Restate, word for word, every line of the data.

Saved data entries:
|---|
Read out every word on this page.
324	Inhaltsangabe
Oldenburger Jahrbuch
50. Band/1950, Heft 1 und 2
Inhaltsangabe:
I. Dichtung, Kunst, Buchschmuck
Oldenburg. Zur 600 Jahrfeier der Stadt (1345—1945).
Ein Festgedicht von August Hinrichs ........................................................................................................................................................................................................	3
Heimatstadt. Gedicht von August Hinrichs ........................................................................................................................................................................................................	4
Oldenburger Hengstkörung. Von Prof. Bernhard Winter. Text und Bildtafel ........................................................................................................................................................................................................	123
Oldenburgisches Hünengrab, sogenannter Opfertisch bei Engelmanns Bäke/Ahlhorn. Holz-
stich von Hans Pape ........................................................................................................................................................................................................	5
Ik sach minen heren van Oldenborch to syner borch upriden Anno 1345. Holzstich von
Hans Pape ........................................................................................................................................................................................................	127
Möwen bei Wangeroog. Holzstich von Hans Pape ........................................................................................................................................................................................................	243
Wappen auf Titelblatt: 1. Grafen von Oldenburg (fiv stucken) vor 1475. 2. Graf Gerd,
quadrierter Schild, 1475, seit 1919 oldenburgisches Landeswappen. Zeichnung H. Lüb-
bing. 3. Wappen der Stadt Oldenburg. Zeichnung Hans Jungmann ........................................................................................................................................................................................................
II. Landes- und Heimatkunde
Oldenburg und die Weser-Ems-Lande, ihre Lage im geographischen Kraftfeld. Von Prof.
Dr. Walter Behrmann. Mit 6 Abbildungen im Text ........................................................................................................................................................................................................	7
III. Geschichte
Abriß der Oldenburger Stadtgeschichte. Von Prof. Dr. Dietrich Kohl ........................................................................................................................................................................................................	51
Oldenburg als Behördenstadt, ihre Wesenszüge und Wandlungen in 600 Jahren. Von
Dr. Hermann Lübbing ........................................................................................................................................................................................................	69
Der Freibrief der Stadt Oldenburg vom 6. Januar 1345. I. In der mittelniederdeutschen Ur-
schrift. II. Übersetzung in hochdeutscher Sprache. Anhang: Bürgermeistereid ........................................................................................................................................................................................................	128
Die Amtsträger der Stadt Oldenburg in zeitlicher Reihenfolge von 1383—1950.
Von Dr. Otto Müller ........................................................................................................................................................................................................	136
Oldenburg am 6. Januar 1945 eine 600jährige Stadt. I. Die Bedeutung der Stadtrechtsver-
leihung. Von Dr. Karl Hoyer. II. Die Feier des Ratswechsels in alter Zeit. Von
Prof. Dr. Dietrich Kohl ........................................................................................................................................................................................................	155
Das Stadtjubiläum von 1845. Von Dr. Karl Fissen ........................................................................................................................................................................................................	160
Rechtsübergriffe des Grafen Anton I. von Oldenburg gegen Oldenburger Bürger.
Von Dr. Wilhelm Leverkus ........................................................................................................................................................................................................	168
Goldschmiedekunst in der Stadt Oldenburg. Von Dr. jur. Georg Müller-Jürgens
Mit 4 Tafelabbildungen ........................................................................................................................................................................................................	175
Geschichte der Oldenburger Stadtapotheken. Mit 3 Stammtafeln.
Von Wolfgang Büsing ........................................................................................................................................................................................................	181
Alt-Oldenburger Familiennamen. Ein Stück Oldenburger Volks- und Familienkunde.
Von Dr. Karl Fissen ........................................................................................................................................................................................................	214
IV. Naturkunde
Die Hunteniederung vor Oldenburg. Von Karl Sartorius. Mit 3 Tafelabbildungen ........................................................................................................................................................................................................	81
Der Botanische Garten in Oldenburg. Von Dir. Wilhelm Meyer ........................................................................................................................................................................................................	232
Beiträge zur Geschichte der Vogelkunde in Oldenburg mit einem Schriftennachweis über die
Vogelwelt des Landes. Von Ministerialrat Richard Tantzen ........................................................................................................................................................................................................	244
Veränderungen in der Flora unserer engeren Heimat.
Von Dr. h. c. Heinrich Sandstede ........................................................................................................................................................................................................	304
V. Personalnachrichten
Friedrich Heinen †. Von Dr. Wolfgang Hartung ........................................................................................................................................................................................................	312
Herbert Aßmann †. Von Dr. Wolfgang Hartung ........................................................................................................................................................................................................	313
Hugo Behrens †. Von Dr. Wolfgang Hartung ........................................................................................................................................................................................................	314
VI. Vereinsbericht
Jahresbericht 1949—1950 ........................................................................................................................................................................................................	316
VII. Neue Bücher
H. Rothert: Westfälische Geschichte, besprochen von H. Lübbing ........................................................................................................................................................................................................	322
|---|
▸ Answer to this task
Read out every word on this page.
324	Inhaltsangabe
Oldenburger Jahrbuch
50. Band/1950, Heft 1 und 2
Inhaltsangabe:
I. Dichtung, Kunst, Buchschmuck
Oldenburg. Zur 600 Jahrfeier der Stadt (1345—1945).
Ein Festgedicht von August Hinrichs ........................................................................................................................................................................................................	3
Heimatstadt. Gedicht von August Hinrichs ........................................................................................................................................................................................................	4
Oldenburger Hengstkörung. Von Prof. Bernhard Winter. Text und Bildtafel ........................................................................................................................................................................................................	123
Oldenburgisches Hünengrab, sogenannter Opfertisch bei Engelmanns Bäke/Ahlhorn. Holz-
stich von Hans Pape ........................................................................................................................................................................................................	5
Ik sach minen heren van Oldenborch to syner borch upriden Anno 1345. Holzstich von
Hans Pape ........................................................................................................................................................................................................	127
Möwen bei Wangeroog. Holzstich von Hans Pape ........................................................................................................................................................................................................	243
Wappen auf Titelblatt: 1. Grafen von Oldenburg (fiv stucken) vor 1475. 2. Graf Gerd,
quadrierter Schild, 1475, seit 1919 oldenburgisches Landeswappen. Zeichnung H. Lüb-
bing. 3. Wappen der Stadt Oldenburg. Zeichnung Hans Jungmann ........................................................................................................................................................................................................
II. Landes- und Heimatkunde
Oldenburg und die Weser-Ems-Lande, ihre Lage im geographischen Kraftfeld. Von Prof.
Dr. Walter Behrmann. Mit 6 Abbildungen im Text ........................................................................................................................................................................................................	7
III. Geschichte
Abriß der Oldenburger Stadtgeschichte. Von Prof. Dr. Dietrich Kohl ........................................................................................................................................................................................................	51
Oldenburg als Behördenstadt, ihre Wesenszüge und Wandlungen in 600 Jahren. Von
Dr. Hermann Lübbing ........................................................................................................................................................................................................	69
Der Freibrief der Stadt Oldenburg vom 6. Januar 1345. I. In der mittelniederdeutschen Ur-
schrift. II. Übersetzung in hochdeutscher Sprache. Anhang: Bürgermeistereid ........................................................................................................................................................................................................	128
Die Amtsträger der Stadt Oldenburg in zeitlicher Reihenfolge von 1383—1950.
Von Dr. Otto Müller ........................................................................................................................................................................................................	136
Oldenburg am 6. Januar 1945 eine 600jährige Stadt. I. Die Bedeutung der Stadtrechtsver-
leihung. Von Dr. Karl Hoyer. II. Die Feier des Ratswechsels in alter Zeit. Von
Prof. Dr. Dietrich Kohl ........................................................................................................................................................................................................	155
Das Stadtjubiläum von 1845. Von Dr. Karl Fissen ........................................................................................................................................................................................................	160
Rechtsübergriffe des Grafen Anton I. von Oldenburg gegen Oldenburger Bürger.
Von Dr. Wilhelm Leverkus ........................................................................................................................................................................................................	168
Goldschmiedekunst in der Stadt Oldenburg. Von Dr. jur. Georg Müller-Jürgens
Mit 4 Tafelabbildungen ........................................................................................................................................................................................................	175
Geschichte der Oldenburger Stadtapotheken. Mit 3 Stammtafeln.
Von Wolfgang Büsing ........................................................................................................................................................................................................	181
Alt-Oldenburger Familiennamen. Ein Stück Oldenburger Volks- und Familienkunde.
Von Dr. Karl Fissen ........................................................................................................................................................................................................	214
IV. Naturkunde
Die Hunteniederung vor Oldenburg. Von Karl Sartorius. Mit 3 Tafelabbildungen ........................................................................................................................................................................................................	81
Der Botanische Garten in Oldenburg. Von Dir. Wilhelm Meyer ........................................................................................................................................................................................................	232
Beiträge zur Geschichte der Vogelkunde in Oldenburg mit einem Schriftennachweis über die
Vogelwelt des Landes. Von Ministerialrat Richard Tantzen ........................................................................................................................................................................................................	244
Veränderungen in der Flora unserer engeren Heimat.
Von Dr. h. c. Heinrich Sandstede ........................................................................................................................................................................................................	304
V. Personalnachrichten
Friedrich Heinen †. Von Dr. Wolfgang Hartung ........................................................................................................................................................................................................	312
Herbert Aßmann †. Von Dr. Wolfgang Hartung ........................................................................................................................................................................................................	313
Hugo Behrens †. Von Dr. Wolfgang Hartung ........................................................................................................................................................................................................	314
VI. Vereinsbericht
Jahresbericht 1949—1950 ........................................................................................................................................................................................................	316
VII. Neue Bücher
H. Rothert: Westfälische Geschichte, besprochen von H. Lübbing ........................................................................................................................................................................................................	322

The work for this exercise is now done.